What this task involves:
Please copy each line of the data that includes the string "energin".

Material provided:
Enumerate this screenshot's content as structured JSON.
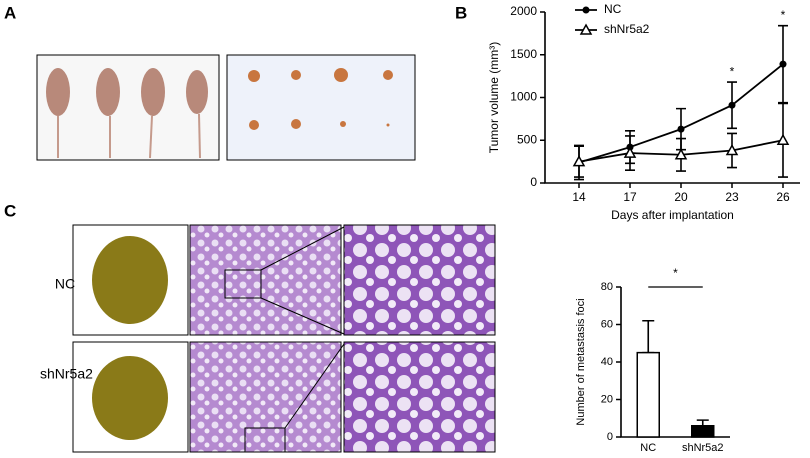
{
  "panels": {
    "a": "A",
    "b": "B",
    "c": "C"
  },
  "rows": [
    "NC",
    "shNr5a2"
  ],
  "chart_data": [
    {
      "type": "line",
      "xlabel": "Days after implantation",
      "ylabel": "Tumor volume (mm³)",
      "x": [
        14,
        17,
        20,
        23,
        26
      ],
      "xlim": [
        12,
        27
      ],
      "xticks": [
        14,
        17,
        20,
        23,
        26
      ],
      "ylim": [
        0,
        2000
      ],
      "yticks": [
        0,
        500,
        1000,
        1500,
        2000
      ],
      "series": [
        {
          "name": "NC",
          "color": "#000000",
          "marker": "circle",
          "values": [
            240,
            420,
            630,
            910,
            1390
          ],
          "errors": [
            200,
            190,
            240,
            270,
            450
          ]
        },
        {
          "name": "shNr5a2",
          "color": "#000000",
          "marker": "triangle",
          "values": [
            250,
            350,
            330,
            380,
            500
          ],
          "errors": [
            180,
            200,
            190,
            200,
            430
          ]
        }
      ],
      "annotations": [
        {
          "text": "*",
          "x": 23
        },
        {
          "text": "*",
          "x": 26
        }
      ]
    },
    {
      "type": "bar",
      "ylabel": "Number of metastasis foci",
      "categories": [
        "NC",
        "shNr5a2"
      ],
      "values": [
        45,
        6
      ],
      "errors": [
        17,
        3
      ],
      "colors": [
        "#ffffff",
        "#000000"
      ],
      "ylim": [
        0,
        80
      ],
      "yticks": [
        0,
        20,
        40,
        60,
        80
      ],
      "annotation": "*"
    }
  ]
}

...

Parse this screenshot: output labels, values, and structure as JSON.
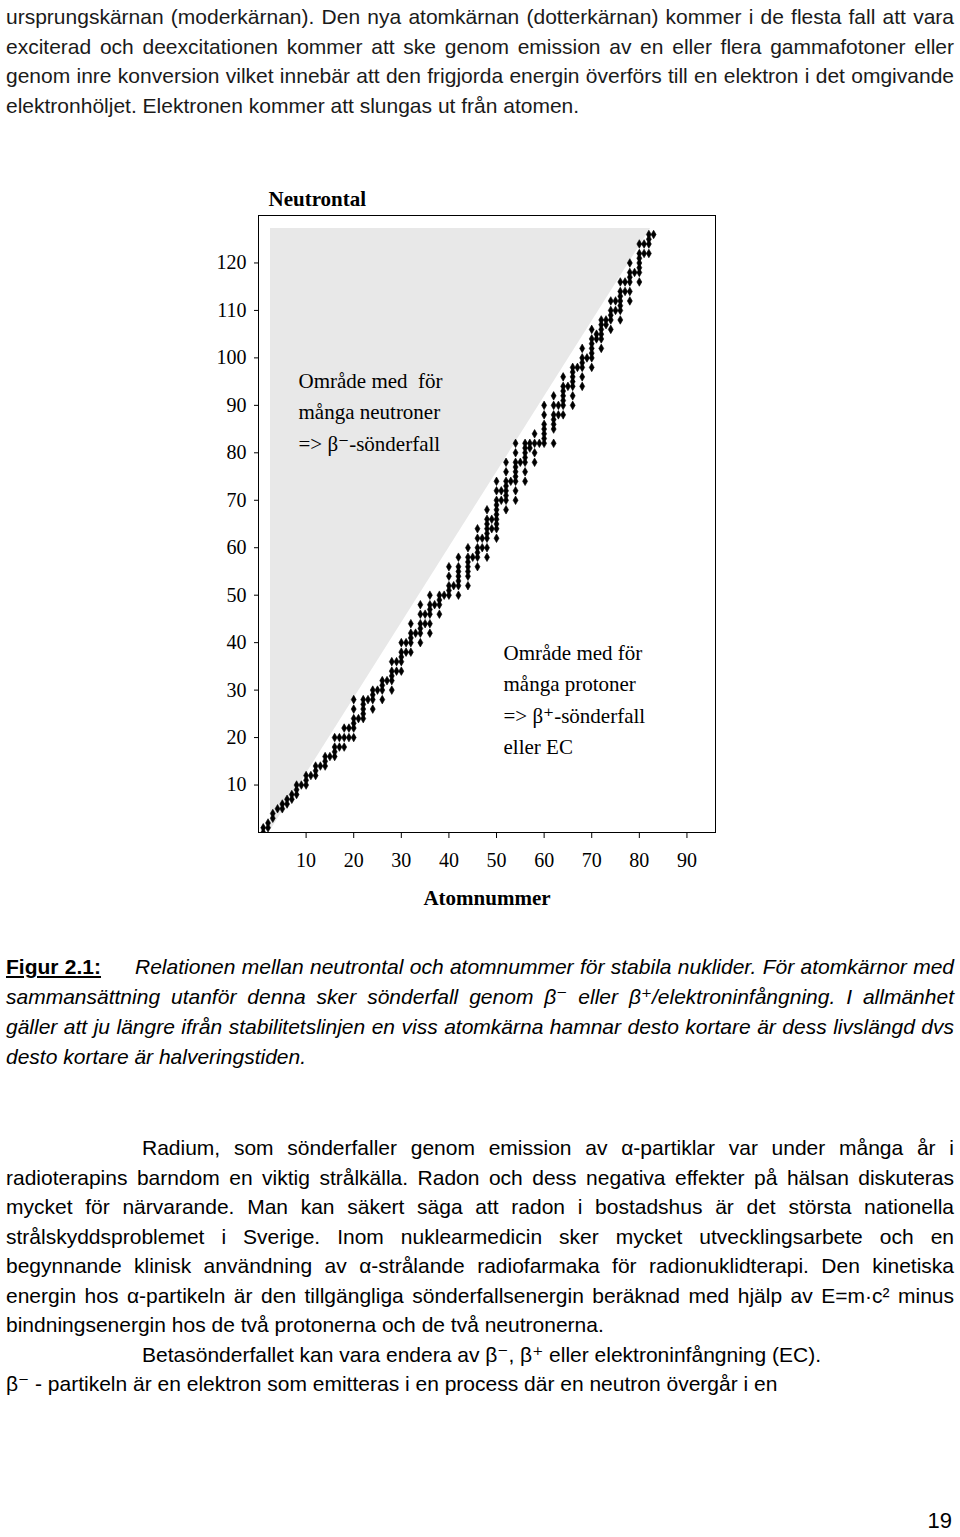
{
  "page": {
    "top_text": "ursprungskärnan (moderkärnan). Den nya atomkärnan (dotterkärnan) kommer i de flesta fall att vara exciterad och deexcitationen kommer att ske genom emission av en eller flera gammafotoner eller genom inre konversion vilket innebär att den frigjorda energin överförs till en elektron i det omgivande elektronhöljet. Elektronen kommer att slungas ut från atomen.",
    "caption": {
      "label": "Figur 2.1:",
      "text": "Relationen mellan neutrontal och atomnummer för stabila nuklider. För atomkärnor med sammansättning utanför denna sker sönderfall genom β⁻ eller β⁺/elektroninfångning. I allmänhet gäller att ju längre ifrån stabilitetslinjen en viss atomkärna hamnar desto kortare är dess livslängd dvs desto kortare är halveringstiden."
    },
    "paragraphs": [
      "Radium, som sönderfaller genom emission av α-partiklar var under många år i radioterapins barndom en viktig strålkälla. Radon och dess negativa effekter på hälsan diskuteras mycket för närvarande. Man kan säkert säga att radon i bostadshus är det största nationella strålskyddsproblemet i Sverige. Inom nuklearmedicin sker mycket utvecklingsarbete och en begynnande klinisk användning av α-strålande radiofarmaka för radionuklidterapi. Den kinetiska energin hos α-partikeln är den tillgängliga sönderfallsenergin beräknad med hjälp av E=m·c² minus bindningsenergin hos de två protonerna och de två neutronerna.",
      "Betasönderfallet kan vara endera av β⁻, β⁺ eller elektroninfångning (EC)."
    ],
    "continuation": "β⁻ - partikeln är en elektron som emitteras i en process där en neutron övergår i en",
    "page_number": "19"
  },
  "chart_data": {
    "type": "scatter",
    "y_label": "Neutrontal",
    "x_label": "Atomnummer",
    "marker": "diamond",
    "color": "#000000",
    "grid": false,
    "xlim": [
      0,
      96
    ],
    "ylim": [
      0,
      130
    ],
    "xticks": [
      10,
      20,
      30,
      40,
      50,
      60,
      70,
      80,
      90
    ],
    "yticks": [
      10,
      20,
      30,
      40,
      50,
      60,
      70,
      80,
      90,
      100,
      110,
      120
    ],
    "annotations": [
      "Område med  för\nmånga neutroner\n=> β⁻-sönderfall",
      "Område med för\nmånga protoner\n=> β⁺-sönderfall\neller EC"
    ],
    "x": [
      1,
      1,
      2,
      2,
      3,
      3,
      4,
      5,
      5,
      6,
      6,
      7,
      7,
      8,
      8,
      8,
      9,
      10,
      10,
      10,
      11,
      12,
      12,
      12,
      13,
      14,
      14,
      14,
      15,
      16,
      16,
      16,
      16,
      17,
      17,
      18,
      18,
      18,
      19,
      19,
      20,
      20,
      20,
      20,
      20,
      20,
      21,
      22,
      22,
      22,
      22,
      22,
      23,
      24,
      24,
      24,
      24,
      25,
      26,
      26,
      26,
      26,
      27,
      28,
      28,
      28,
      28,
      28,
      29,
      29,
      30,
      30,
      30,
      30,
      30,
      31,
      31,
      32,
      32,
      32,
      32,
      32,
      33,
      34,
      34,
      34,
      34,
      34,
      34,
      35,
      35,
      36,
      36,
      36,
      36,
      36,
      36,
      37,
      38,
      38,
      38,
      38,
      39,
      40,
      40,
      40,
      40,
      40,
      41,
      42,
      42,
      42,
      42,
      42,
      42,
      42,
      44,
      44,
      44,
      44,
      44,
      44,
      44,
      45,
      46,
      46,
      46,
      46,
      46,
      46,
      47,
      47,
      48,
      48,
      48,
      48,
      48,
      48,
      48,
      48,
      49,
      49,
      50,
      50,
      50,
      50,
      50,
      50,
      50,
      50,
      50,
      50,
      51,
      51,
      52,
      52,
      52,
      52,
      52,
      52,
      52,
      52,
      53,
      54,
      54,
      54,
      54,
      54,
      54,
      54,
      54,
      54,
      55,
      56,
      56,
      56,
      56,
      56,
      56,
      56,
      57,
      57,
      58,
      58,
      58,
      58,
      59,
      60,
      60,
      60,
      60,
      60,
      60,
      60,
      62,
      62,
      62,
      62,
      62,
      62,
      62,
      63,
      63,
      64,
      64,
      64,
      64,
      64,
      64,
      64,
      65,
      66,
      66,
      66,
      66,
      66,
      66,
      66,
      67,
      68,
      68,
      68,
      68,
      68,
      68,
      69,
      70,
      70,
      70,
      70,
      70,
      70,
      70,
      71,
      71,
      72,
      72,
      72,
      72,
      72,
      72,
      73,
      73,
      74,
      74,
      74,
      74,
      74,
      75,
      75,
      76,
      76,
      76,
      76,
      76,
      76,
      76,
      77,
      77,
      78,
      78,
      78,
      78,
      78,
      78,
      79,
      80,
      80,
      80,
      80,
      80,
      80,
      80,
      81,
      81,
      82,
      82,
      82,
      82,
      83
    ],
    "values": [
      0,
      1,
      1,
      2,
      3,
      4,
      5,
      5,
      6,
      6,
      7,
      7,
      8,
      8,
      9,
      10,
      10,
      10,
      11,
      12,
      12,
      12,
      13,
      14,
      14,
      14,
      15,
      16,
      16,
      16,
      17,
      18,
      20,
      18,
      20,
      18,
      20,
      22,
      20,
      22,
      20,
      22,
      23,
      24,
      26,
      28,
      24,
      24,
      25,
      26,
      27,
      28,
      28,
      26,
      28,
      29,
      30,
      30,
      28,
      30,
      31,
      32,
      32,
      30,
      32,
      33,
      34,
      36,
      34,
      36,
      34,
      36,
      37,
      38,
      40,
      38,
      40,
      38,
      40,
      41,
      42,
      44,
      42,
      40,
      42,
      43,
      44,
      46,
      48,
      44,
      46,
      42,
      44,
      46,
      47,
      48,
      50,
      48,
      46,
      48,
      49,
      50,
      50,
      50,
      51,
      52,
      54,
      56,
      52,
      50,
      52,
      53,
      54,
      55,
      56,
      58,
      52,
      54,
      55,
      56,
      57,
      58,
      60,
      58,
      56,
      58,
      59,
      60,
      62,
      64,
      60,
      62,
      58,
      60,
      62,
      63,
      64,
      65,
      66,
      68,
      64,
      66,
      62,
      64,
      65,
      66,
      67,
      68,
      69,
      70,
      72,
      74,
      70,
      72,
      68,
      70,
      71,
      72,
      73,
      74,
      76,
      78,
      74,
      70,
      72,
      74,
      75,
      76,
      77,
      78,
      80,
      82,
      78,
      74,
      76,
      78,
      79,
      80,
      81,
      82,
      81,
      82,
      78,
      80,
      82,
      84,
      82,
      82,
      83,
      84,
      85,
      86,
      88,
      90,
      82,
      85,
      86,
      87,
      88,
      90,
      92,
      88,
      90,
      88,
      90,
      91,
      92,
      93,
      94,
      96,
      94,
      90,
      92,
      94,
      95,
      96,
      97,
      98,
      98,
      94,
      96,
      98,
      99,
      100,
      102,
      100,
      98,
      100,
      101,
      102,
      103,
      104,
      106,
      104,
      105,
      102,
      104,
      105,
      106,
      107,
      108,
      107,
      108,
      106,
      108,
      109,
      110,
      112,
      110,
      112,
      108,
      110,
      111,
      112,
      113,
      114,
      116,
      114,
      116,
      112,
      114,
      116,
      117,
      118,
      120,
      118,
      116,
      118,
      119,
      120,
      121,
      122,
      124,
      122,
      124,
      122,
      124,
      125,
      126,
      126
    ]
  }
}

Your response:
    "top_text": "ursprungskärnan (moderkärnan). Den nya atomkärnan (dotterkärnan) kommer i de flesta fall att vara exciterad och deexcitationen kommer att ske genom emission av en eller flera gammafotoner eller genom inre konversion vilket innebär att den frigjorda energin överförs till en elektron i det omgivande elektronhöljet. Elektronen kommer att slungas ut från atomen.",
      "Radium, som sönderfaller genom emission av α-partiklar var under många år i radioterapins barndom en viktig strålkälla. Radon och dess negativa effekter på hälsan diskuteras mycket för närvarande. Man kan säkert säga att radon i bostadshus är det största nationella strålskyddsproblemet i Sverige. Inom nuklearmedicin sker mycket utvecklingsarbete och en begynnande klinisk användning av α-strålande radiofarmaka för radionuklidterapi. Den kinetiska energin hos α-partikeln är den tillgängliga sönderfallsenergin beräknad med hjälp av E=m·c² minus bindningsenergin hos de två protonerna och de två neutronerna.",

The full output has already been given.